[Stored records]

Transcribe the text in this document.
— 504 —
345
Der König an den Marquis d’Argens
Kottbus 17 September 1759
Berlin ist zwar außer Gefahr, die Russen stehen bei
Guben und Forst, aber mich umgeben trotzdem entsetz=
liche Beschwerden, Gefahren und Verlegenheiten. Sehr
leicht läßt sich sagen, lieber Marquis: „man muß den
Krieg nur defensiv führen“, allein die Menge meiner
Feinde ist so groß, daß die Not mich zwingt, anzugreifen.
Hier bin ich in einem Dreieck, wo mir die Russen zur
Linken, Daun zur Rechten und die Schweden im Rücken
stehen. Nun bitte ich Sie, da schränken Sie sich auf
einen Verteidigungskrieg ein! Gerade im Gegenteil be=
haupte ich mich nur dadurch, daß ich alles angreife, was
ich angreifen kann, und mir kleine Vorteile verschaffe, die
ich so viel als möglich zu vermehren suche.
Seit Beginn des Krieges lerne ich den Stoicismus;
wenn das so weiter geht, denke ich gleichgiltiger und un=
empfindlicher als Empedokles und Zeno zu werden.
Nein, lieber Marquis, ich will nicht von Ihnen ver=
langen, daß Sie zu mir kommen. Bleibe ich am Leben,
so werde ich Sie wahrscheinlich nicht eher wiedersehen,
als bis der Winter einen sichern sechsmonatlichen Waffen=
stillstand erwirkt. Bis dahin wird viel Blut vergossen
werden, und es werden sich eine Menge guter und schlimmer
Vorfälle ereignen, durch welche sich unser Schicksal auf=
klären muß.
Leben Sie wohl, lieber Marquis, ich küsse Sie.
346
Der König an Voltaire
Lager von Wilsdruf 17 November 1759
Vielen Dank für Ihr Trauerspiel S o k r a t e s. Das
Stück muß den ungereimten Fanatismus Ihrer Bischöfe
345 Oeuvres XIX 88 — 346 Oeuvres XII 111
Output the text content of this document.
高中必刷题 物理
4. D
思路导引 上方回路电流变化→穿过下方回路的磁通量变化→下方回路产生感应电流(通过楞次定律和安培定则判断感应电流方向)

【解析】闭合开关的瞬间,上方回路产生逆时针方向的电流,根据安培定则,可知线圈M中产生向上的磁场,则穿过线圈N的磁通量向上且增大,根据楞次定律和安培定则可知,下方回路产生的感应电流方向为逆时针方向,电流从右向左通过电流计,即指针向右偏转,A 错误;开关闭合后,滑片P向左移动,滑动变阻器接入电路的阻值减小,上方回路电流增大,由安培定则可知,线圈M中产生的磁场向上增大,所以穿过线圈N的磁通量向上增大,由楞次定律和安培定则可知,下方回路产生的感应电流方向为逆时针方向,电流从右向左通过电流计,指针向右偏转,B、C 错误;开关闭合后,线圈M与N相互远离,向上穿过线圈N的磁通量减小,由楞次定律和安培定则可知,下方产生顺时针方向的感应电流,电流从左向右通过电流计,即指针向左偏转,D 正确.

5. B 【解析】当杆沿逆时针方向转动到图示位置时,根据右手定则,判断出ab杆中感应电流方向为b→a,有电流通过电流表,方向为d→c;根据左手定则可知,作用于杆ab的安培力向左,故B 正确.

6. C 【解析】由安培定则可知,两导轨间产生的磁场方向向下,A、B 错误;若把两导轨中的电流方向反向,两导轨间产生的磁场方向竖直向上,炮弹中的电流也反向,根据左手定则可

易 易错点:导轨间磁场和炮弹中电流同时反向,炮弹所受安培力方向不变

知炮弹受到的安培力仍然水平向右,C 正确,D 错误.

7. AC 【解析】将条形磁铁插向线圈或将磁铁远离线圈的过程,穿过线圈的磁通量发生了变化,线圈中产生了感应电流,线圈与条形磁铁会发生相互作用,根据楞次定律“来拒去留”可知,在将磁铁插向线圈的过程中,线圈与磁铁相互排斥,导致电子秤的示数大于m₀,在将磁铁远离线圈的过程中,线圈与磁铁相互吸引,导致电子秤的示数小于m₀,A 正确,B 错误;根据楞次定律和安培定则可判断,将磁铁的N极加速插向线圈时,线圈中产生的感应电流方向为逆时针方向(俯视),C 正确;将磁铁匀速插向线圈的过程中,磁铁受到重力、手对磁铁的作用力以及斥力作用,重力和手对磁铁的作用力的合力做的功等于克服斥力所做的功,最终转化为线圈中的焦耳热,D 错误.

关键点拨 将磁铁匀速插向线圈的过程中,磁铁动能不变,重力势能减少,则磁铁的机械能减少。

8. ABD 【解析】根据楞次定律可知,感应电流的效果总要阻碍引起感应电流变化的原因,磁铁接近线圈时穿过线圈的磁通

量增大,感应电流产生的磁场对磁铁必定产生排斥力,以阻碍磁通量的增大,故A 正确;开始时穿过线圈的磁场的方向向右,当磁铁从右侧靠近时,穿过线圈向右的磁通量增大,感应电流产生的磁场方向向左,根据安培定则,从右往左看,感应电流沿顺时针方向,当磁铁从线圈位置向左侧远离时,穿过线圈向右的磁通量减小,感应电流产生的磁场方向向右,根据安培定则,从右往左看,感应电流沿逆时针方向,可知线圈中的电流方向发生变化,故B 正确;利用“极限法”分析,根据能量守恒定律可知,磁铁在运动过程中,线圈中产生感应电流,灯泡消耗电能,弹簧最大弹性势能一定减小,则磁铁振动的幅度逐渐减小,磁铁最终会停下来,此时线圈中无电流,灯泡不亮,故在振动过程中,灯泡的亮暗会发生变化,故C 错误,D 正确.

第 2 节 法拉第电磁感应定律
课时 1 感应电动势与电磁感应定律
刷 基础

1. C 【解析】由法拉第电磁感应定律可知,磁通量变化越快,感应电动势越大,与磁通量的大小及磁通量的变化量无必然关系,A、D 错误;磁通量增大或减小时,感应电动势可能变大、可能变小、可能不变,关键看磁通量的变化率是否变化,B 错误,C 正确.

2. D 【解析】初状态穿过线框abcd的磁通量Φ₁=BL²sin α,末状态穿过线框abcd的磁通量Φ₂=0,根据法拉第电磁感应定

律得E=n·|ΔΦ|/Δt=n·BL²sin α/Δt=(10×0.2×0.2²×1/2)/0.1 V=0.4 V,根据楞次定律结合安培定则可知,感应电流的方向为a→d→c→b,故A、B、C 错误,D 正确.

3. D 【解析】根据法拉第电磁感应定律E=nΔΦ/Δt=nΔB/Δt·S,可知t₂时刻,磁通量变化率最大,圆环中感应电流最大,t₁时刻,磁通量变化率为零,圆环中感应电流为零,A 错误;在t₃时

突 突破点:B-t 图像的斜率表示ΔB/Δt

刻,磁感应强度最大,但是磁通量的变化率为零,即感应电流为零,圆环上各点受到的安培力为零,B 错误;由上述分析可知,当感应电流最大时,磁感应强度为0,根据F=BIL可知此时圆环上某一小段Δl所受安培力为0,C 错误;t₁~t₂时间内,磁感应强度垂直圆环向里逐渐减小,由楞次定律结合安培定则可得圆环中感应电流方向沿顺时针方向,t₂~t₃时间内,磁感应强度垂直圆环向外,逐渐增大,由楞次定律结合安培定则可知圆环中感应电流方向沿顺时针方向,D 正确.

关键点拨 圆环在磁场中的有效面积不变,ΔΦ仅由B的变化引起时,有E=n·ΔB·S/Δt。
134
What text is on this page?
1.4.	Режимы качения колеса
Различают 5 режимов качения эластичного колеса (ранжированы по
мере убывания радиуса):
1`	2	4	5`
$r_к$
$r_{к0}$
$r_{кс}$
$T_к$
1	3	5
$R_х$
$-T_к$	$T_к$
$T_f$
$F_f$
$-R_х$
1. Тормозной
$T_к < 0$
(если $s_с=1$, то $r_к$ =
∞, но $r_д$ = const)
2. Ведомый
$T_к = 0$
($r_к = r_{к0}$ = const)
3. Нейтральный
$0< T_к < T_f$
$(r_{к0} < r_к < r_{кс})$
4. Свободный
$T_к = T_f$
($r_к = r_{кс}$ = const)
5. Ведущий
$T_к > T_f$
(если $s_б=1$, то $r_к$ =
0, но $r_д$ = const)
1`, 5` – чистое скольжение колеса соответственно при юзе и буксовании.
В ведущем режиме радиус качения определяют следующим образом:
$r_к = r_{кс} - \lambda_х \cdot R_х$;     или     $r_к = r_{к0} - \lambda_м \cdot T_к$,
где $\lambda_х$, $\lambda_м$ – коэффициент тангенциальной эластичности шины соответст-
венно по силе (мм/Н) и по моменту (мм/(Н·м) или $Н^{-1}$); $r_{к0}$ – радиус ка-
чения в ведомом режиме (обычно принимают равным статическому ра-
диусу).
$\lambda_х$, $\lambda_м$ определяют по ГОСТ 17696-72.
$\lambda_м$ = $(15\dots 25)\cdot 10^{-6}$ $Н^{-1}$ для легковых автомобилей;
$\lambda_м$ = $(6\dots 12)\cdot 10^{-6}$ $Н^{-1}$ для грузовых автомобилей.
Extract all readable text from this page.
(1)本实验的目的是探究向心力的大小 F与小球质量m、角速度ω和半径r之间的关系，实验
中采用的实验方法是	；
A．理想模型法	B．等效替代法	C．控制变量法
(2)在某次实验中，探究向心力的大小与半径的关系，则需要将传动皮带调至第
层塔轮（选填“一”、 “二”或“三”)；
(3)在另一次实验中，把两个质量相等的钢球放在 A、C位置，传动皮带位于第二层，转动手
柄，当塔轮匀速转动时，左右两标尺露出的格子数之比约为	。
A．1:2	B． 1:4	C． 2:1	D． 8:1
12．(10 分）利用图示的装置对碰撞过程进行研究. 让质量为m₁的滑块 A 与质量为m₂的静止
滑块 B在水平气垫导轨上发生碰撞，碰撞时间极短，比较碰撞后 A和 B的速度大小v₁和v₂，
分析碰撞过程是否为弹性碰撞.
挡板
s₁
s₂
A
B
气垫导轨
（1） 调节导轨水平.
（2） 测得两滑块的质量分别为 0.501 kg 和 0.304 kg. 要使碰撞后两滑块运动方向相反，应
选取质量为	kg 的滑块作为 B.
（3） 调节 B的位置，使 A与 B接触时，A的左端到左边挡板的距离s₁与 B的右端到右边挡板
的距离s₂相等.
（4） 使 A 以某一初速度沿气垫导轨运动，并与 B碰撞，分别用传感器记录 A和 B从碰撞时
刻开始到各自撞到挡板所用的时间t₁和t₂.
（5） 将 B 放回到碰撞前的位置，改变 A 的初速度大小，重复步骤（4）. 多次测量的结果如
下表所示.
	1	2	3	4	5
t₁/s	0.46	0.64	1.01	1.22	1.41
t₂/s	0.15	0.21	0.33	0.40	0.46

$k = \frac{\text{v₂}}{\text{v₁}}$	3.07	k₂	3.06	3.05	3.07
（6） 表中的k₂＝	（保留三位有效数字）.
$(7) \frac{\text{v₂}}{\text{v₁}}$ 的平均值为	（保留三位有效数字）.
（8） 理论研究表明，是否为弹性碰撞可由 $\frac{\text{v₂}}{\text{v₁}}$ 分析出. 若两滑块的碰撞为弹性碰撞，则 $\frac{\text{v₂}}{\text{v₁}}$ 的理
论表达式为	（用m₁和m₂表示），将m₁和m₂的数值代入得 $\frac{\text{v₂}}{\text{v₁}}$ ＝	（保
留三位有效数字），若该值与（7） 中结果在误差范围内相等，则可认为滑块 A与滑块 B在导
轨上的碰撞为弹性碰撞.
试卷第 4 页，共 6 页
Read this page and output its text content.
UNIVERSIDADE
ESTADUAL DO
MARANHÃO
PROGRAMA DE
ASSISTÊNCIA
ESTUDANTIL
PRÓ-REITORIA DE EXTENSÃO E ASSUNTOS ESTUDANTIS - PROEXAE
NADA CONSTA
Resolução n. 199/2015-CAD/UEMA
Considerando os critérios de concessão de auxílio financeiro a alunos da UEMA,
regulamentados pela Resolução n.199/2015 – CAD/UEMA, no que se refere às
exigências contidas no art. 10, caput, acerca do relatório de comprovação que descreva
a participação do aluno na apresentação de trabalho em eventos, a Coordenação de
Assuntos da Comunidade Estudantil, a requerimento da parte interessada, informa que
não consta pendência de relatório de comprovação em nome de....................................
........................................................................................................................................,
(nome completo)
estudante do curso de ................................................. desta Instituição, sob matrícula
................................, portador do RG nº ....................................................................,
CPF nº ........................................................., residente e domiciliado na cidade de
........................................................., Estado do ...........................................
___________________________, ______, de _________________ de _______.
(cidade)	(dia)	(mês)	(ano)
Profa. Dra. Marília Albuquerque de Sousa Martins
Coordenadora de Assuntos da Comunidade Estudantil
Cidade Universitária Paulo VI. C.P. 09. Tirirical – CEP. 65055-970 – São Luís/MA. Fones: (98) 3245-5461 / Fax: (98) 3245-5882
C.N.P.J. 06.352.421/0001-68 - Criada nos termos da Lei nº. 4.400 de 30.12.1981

The task
Collect the lines that hold "保留三位有效数字".

Response below
（6） 表中的k₂＝	（保留三位有效数字）.
$(7) \frac{\text{v₂}}{\text{v₁}}$ 的平均值为	（保留三位有效数字）.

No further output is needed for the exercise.